--- START PROVIDED INFORMATION ---

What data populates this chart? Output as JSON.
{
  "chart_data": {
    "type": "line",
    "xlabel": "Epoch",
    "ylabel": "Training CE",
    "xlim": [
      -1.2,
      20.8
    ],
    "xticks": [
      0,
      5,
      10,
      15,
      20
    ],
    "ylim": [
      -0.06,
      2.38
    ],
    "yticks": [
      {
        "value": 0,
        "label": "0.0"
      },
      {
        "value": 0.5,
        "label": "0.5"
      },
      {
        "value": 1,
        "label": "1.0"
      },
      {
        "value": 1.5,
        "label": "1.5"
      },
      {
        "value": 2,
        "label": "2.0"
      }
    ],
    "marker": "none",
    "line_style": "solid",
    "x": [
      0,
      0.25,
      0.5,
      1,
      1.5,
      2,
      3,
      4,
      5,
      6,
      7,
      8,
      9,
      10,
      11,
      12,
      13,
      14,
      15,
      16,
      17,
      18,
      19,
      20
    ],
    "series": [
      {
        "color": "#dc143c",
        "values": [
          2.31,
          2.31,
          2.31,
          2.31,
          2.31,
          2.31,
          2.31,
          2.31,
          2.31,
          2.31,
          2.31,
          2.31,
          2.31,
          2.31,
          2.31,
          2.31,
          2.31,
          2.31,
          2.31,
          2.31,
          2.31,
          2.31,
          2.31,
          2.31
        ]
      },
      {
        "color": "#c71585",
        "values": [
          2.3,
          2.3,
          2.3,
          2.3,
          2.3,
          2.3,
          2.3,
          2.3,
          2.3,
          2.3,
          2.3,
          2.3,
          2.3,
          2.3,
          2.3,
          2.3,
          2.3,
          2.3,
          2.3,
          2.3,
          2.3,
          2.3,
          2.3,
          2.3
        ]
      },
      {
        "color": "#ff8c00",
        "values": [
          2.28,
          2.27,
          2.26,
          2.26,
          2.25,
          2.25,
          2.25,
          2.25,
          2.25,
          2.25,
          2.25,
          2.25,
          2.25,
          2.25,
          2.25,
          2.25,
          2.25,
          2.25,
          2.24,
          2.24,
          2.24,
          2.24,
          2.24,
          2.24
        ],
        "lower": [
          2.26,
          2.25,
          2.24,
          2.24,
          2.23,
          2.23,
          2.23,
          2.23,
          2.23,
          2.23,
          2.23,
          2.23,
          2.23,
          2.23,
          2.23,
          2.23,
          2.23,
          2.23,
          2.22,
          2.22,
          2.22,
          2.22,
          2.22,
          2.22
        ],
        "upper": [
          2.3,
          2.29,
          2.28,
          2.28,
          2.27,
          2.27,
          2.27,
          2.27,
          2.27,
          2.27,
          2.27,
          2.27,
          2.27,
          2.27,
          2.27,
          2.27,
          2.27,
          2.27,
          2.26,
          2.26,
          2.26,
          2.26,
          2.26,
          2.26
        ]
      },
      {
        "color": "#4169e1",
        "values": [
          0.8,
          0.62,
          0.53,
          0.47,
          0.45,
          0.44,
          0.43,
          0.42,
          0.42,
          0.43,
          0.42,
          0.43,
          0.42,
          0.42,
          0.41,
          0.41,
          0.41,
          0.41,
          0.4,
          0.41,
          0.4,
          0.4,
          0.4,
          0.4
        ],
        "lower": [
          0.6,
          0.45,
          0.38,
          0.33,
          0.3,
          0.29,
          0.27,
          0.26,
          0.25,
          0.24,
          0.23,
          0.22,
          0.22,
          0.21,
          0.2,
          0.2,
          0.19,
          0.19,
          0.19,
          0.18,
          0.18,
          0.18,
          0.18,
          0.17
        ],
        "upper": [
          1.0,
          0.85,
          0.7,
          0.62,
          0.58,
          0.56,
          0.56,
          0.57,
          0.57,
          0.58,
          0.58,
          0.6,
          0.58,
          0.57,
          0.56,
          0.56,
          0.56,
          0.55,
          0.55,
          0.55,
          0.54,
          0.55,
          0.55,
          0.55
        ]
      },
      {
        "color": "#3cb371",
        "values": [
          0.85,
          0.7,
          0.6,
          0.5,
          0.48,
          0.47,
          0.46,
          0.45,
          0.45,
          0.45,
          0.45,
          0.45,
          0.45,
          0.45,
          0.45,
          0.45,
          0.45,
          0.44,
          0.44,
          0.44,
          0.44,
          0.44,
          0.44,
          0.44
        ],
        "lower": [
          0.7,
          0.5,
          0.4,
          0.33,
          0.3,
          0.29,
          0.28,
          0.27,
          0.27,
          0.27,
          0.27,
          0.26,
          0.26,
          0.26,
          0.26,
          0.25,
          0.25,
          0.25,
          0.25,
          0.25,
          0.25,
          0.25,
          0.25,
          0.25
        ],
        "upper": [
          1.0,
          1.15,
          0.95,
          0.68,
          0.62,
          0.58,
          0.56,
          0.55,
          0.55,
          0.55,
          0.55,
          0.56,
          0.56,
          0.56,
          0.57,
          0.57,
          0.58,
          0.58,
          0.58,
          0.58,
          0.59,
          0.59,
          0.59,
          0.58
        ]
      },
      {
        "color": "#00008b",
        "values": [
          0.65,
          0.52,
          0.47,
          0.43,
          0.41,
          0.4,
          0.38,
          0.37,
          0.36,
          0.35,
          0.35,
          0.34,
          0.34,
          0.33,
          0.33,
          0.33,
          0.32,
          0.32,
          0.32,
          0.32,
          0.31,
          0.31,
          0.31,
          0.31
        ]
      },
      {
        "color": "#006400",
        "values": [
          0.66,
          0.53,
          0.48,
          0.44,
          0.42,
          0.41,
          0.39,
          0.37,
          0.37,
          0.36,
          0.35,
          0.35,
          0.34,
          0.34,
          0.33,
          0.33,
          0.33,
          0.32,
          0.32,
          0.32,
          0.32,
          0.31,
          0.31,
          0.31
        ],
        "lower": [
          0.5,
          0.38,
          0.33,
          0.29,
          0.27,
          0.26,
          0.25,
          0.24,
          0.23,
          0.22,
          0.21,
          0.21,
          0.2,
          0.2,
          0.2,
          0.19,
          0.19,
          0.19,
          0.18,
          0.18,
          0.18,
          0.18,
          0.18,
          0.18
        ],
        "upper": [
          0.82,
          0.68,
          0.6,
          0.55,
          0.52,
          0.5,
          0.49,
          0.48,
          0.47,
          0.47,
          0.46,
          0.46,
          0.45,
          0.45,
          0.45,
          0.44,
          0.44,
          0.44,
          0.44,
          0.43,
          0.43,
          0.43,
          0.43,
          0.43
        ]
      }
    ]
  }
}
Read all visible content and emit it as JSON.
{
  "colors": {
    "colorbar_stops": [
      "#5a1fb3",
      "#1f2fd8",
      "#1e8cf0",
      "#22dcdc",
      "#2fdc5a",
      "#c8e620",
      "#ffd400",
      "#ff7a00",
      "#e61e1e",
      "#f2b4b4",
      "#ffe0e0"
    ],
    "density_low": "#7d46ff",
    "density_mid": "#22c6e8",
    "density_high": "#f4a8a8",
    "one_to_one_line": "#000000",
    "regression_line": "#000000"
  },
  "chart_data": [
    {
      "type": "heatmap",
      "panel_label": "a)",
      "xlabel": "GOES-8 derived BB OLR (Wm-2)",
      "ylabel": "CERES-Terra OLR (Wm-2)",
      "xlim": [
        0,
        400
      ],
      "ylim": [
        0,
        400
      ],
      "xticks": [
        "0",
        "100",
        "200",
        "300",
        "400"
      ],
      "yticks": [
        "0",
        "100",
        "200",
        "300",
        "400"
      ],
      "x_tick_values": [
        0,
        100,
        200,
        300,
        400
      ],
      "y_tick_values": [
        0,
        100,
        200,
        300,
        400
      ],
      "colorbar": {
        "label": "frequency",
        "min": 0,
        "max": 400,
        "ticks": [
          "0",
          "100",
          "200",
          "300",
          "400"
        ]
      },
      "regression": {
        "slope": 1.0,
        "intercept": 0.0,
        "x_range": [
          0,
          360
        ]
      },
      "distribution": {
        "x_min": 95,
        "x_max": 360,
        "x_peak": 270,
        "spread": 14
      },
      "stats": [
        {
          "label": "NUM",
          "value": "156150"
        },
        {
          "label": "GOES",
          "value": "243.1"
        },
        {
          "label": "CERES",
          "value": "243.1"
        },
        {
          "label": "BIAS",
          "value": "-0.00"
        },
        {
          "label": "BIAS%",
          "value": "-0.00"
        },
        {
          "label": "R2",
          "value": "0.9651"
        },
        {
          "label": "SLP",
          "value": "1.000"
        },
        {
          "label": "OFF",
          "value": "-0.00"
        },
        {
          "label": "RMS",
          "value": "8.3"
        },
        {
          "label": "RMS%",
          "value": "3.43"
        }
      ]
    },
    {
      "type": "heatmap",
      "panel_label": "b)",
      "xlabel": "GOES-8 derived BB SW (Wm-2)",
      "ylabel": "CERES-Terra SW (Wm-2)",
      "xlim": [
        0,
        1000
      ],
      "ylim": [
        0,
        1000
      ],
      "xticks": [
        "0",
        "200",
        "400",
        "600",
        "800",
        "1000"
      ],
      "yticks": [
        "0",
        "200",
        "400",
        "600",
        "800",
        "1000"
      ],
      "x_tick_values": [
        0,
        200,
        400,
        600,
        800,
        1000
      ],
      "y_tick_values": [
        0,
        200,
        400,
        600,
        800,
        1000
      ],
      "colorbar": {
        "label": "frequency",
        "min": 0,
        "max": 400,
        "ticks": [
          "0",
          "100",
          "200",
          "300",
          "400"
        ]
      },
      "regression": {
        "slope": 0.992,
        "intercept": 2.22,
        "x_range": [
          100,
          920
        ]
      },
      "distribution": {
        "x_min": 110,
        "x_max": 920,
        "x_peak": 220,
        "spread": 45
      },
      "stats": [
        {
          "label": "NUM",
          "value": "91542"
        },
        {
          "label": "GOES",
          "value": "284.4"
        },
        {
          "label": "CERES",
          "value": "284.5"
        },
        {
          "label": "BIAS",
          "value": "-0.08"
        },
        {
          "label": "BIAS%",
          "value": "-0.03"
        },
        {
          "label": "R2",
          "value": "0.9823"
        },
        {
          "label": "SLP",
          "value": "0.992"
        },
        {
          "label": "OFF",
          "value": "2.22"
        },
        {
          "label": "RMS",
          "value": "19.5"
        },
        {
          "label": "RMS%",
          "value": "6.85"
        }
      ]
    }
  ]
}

--- END PROVIDED INFORMATION ---

■ WHAT TO WORK ON
Pick out all the lines with the word "xlabel" in them and copy them.

■ SOLUTION FOR THIS EXERCISE
    "xlabel": "Epoch",
      "xlabel": "GOES-8 derived BB OLR (Wm-2)",
      "xlabel": "GOES-8 derived BB SW (Wm-2)",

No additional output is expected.